=== RECORDS TO PROCESS ===
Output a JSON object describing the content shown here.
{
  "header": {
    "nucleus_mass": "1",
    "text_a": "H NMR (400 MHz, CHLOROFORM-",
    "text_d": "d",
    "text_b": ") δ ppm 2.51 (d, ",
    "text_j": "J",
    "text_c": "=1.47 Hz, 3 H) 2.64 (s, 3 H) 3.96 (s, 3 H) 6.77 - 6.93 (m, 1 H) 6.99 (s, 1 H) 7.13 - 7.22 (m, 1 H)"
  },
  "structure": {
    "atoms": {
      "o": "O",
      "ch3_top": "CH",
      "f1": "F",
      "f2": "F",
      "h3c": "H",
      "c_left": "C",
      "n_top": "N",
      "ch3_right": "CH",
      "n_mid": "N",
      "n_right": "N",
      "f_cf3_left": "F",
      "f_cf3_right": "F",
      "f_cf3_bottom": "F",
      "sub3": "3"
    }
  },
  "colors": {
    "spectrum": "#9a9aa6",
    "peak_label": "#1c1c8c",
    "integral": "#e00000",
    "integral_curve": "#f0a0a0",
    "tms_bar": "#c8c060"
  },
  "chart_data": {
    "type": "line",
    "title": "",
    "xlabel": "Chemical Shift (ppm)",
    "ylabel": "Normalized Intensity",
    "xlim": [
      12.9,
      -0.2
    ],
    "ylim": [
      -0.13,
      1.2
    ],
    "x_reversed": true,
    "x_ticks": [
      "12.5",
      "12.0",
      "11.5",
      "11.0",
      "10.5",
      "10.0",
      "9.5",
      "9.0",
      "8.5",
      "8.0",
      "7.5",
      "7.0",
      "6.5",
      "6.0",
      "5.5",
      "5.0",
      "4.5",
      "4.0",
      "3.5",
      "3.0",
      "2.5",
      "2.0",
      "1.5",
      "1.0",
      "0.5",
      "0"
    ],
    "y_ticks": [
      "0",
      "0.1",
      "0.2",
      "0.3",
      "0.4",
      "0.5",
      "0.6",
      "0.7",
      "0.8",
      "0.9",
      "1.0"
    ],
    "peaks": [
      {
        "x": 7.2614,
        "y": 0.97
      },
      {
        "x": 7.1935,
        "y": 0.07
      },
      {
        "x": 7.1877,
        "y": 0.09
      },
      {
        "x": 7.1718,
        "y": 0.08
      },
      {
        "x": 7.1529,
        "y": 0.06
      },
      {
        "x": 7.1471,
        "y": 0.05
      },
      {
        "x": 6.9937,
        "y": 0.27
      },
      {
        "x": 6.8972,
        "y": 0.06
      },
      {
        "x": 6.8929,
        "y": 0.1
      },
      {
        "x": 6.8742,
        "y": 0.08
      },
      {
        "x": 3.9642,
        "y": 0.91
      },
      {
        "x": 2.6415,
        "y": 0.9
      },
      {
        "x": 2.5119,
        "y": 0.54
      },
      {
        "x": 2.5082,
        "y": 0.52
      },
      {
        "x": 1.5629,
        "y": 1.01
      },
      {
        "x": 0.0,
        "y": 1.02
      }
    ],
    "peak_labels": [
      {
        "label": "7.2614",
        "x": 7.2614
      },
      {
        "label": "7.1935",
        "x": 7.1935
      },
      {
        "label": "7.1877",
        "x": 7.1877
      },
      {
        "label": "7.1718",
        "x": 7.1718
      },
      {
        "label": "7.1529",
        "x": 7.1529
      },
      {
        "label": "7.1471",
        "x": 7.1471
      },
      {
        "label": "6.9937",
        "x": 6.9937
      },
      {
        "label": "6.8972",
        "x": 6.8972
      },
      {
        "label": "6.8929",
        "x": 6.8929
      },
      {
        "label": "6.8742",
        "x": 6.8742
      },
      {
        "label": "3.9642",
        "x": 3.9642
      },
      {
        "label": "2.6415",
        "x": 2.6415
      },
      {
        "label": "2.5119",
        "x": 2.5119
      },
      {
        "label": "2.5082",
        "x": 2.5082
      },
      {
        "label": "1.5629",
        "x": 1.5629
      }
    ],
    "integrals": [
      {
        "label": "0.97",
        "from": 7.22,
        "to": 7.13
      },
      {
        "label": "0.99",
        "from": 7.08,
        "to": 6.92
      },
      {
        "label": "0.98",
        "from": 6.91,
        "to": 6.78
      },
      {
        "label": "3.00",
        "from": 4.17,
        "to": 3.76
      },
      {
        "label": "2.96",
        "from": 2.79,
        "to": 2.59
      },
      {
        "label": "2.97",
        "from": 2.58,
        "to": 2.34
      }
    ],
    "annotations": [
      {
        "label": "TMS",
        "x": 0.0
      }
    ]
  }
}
===
→ **TASK INSTRUCTIONS**
All of the material above needs to be copied exactly.

→ **RESPONSE TO THE EXERCISE**
Output a JSON object describing the content shown here.
{
  "header": {
    "nucleus_mass": "1",
    "text_a": "H NMR (400 MHz, CHLOROFORM-",
    "text_d": "d",
    "text_b": ") δ ppm 2.51 (d, ",
    "text_j": "J",
    "text_c": "=1.47 Hz, 3 H) 2.64 (s, 3 H) 3.96 (s, 3 H) 6.77 - 6.93 (m, 1 H) 6.99 (s, 1 H) 7.13 - 7.22 (m, 1 H)"
  },
  "structure": {
    "atoms": {
      "o": "O",
      "ch3_top": "CH",
      "f1": "F",
      "f2": "F",
      "h3c": "H",
      "c_left": "C",
      "n_top": "N",
      "ch3_right": "CH",
      "n_mid": "N",
      "n_right": "N",
      "f_cf3_left": "F",
      "f_cf3_right": "F",
      "f_cf3_bottom": "F",
      "sub3": "3"
    }
  },
  "colors": {
    "spectrum": "#9a9aa6",
    "peak_label": "#1c1c8c",
    "integral": "#e00000",
    "integral_curve": "#f0a0a0",
    "tms_bar": "#c8c060"
  },
  "chart_data": {
    "type": "line",
    "title": "",
    "xlabel": "Chemical Shift (ppm)",
    "ylabel": "Normalized Intensity",
    "xlim": [
      12.9,
      -0.2
    ],
    "ylim": [
      -0.13,
      1.2
    ],
    "x_reversed": true,
    "x_ticks": [
      "12.5",
      "12.0",
      "11.5",
      "11.0",
      "10.5",
      "10.0",
      "9.5",
      "9.0",
      "8.5",
      "8.0",
      "7.5",
      "7.0",
      "6.5",
      "6.0",
      "5.5",
      "5.0",
      "4.5",
      "4.0",
      "3.5",
      "3.0",
      "2.5",
      "2.0",
      "1.5",
      "1.0",
      "0.5",
      "0"
    ],
    "y_ticks": [
      "0",
      "0.1",
      "0.2",
      "0.3",
      "0.4",
      "0.5",
      "0.6",
      "0.7",
      "0.8",
      "0.9",
      "1.0"
    ],
    "peaks": [
      {
        "x": 7.2614,
        "y": 0.97
      },
      {
        "x": 7.1935,
        "y": 0.07
      },
      {
        "x": 7.1877,
        "y": 0.09
      },
      {
        "x": 7.1718,
        "y": 0.08
      },
      {
        "x": 7.1529,
        "y": 0.06
      },
      {
        "x": 7.1471,
        "y": 0.05
      },
      {
        "x": 6.9937,
        "y": 0.27
      },
      {
        "x": 6.8972,
        "y": 0.06
      },
      {
        "x": 6.8929,
        "y": 0.1
      },
      {
        "x": 6.8742,
        "y": 0.08
      },
      {
        "x": 3.9642,
        "y": 0.91
      },
      {
        "x": 2.6415,
        "y": 0.9
      },
      {
        "x": 2.5119,
        "y": 0.54
      },
      {
        "x": 2.5082,
        "y": 0.52
      },
      {
        "x": 1.5629,
        "y": 1.01
      },
      {
        "x": 0.0,
        "y": 1.02
      }
    ],
    "peak_labels": [
      {
        "label": "7.2614",
        "x": 7.2614
      },
      {
        "label": "7.1935",
        "x": 7.1935
      },
      {
        "label": "7.1877",
        "x": 7.1877
      },
      {
        "label": "7.1718",
        "x": 7.1718
      },
      {
        "label": "7.1529",
        "x": 7.1529
      },
      {
        "label": "7.1471",
        "x": 7.1471
      },
      {
        "label": "6.9937",
        "x": 6.9937
      },
      {
        "label": "6.8972",
        "x": 6.8972
      },
      {
        "label": "6.8929",
        "x": 6.8929
      },
      {
        "label": "6.8742",
        "x": 6.8742
      },
      {
        "label": "3.9642",
        "x": 3.9642
      },
      {
        "label": "2.6415",
        "x": 2.6415
      },
      {
        "label": "2.5119",
        "x": 2.5119
      },
      {
        "label": "2.5082",
        "x": 2.5082
      },
      {
        "label": "1.5629",
        "x": 1.5629
      }
    ],
    "integrals": [
      {
        "label": "0.97",
        "from": 7.22,
        "to": 7.13
      },
      {
        "label": "0.99",
        "from": 7.08,
        "to": 6.92
      },
      {
        "label": "0.98",
        "from": 6.91,
        "to": 6.78
      },
      {
        "label": "3.00",
        "from": 4.17,
        "to": 3.76
      },
      {
        "label": "2.96",
        "from": 2.79,
        "to": 2.59
      },
      {
        "label": "2.97",
        "from": 2.58,
        "to": 2.34
      }
    ],
    "annotations": [
      {
        "label": "TMS",
        "x": 0.0
      }
    ]
  }
}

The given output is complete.